• Exercise aim
Recast the listing from the line with "Find all labels, buttons, inputs, and" to the line with "contacts-row: 1 contacto" as a two-column CSV with columns named request and response, one row per request. Put each field in double quotes, replace its line breaks with spaces, and leave out the picture.

• Records supplied
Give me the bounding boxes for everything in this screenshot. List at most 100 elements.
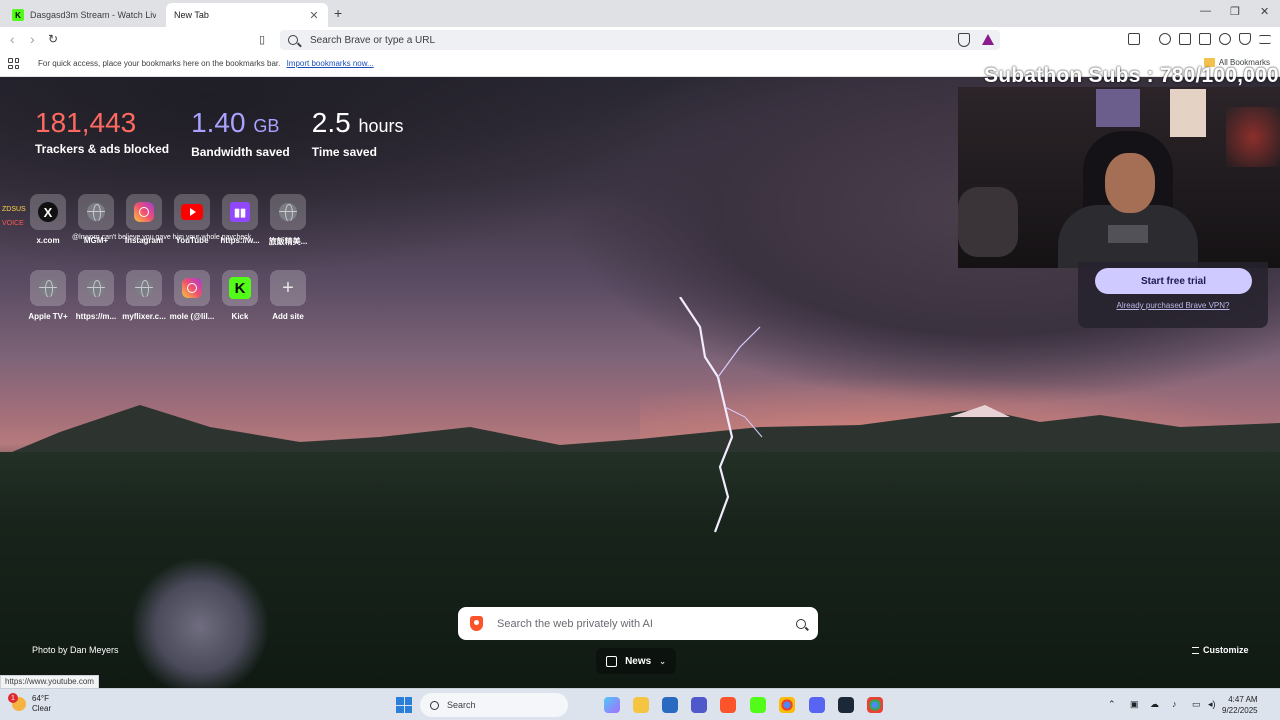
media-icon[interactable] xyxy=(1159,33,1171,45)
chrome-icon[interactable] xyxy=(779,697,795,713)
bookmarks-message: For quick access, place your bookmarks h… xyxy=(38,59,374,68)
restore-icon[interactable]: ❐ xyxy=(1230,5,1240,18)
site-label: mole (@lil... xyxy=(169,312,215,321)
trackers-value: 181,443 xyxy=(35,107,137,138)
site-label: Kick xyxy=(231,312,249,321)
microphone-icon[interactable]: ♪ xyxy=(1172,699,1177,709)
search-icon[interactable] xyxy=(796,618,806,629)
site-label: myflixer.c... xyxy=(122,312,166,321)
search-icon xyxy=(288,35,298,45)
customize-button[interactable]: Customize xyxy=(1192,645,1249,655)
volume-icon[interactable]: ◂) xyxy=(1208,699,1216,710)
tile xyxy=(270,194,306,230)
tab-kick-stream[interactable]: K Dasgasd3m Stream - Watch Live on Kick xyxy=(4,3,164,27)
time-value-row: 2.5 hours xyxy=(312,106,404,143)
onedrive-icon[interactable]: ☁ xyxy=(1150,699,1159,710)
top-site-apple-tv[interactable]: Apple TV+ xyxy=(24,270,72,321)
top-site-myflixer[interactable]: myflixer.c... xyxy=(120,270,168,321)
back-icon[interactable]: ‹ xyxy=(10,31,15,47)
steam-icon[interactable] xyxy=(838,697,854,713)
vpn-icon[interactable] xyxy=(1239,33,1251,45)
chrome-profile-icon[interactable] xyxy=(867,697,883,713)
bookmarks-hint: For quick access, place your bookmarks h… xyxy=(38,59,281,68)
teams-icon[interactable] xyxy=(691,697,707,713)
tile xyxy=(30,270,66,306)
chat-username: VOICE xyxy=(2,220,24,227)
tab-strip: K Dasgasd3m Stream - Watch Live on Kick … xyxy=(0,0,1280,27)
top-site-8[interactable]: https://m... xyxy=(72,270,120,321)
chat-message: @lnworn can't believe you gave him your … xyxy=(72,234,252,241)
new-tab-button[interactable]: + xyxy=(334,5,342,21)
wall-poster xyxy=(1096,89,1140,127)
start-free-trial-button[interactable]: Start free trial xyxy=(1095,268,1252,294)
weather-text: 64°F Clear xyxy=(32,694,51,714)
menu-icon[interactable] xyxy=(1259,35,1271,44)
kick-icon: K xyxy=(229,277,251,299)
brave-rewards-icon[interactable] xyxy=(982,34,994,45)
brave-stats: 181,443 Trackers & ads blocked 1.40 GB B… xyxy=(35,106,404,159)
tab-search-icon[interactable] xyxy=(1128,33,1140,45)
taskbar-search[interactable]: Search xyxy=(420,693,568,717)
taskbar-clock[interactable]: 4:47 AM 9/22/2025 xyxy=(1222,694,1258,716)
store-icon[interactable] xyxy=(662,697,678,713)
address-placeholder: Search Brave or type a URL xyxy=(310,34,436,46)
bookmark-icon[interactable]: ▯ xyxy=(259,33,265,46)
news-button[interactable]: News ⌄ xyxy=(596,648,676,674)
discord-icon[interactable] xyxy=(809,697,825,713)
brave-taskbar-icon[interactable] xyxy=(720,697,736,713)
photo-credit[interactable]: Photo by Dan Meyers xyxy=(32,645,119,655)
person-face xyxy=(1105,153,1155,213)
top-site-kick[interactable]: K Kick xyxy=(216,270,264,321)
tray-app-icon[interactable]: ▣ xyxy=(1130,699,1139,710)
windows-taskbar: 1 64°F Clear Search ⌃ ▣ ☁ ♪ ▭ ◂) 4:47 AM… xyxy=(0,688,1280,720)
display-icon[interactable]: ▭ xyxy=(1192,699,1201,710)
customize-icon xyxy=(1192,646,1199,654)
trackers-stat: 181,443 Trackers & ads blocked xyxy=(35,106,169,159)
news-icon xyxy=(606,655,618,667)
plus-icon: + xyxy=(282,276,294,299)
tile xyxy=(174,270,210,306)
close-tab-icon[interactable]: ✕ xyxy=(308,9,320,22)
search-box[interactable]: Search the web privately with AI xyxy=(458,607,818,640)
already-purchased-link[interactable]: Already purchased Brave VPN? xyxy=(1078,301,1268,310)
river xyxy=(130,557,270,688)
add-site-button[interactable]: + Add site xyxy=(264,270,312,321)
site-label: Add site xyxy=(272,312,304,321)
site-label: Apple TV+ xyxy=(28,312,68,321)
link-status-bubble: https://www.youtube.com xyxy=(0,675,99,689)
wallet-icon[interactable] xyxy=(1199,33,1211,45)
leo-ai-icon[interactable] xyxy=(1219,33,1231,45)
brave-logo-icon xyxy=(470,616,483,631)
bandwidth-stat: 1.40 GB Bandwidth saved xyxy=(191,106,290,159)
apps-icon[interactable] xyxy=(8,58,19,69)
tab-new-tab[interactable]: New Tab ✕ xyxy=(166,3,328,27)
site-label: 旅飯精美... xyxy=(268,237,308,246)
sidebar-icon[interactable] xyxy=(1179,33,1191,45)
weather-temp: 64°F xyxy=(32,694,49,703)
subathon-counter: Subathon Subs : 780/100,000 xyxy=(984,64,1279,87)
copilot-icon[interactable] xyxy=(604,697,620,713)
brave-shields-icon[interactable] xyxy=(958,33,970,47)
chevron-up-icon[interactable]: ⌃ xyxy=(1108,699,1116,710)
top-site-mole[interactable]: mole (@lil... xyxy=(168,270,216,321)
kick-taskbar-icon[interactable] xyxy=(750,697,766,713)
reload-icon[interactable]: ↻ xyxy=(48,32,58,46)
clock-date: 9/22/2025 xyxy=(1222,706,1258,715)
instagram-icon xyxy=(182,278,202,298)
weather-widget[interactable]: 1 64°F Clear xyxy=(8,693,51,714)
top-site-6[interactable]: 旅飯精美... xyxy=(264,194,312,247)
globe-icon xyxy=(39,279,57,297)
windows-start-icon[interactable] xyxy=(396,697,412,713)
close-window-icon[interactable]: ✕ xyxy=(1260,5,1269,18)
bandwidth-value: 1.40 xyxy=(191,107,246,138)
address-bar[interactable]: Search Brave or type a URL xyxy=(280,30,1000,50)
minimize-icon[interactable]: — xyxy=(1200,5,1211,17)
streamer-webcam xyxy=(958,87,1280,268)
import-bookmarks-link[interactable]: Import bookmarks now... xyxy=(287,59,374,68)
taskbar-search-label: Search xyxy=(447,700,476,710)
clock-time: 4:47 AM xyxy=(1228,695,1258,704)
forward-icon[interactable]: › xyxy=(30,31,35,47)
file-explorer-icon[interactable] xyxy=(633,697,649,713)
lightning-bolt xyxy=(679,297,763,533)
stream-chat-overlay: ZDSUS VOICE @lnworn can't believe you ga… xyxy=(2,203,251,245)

...

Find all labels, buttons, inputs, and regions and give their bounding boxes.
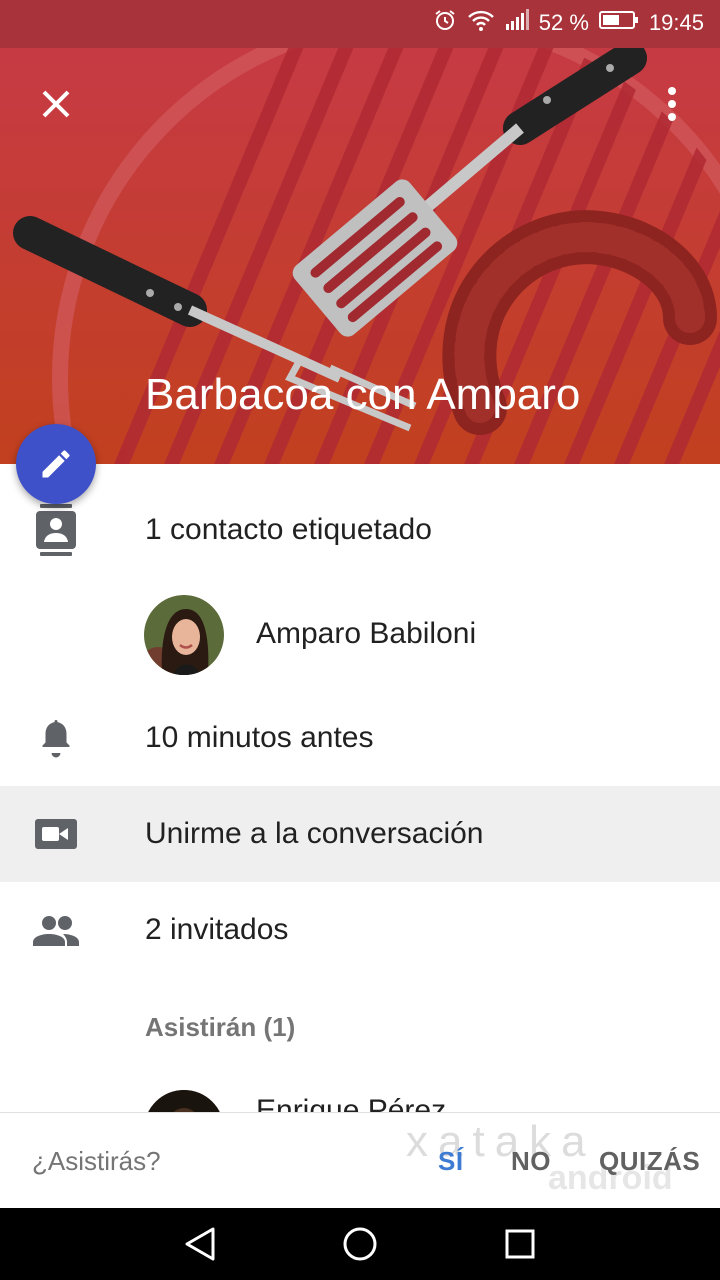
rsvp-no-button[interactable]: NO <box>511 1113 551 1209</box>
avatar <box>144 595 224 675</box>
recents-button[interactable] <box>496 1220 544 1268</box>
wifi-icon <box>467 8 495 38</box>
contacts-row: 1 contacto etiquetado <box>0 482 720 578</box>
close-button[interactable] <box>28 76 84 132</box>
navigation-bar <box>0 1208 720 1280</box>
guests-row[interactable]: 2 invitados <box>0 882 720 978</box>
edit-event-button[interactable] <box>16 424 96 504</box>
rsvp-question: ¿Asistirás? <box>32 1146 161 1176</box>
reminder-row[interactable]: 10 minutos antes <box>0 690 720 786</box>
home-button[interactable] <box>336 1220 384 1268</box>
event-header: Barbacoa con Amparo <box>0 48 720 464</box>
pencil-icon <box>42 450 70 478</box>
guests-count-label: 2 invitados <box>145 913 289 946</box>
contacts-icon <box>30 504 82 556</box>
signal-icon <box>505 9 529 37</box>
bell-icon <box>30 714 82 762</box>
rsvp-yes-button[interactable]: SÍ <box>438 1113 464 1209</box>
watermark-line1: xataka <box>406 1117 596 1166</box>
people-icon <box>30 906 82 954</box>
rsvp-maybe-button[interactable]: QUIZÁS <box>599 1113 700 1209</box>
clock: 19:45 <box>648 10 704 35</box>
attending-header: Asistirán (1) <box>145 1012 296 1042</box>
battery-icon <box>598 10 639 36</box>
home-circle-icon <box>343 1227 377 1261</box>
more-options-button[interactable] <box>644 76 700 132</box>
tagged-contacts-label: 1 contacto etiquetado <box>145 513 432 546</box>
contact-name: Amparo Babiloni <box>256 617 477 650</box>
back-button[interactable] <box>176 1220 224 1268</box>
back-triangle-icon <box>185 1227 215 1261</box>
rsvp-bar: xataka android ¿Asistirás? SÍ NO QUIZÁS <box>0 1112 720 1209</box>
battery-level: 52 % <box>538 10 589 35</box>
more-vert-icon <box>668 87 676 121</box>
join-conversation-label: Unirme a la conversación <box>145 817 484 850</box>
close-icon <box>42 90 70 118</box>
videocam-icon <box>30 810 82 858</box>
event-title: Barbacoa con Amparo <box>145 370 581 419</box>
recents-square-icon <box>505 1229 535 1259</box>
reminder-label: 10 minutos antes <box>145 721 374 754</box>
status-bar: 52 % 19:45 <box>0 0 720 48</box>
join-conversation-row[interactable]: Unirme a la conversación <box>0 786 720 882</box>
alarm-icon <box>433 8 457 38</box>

...

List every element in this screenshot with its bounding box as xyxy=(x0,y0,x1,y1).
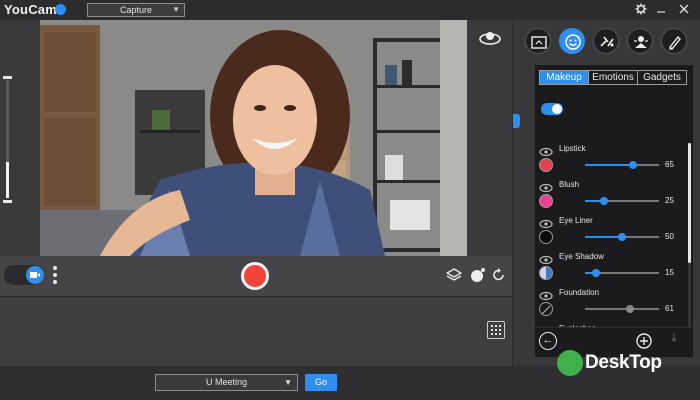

• Task solution
request,response
"Find all labels, buttons, inputs, and regions and give their bounding boxes.","rsvp-no-button[interactable]: NO <box>511 1113 551 1209</box> avatar <box>144 595 224 675</box> recents-button[interactable] <box>496 1220 544 1268</box> wifi-icon <box>467 8 495 38</box> contacts-row: 1 contacto etiquetado <box>0 482 720 578</box>"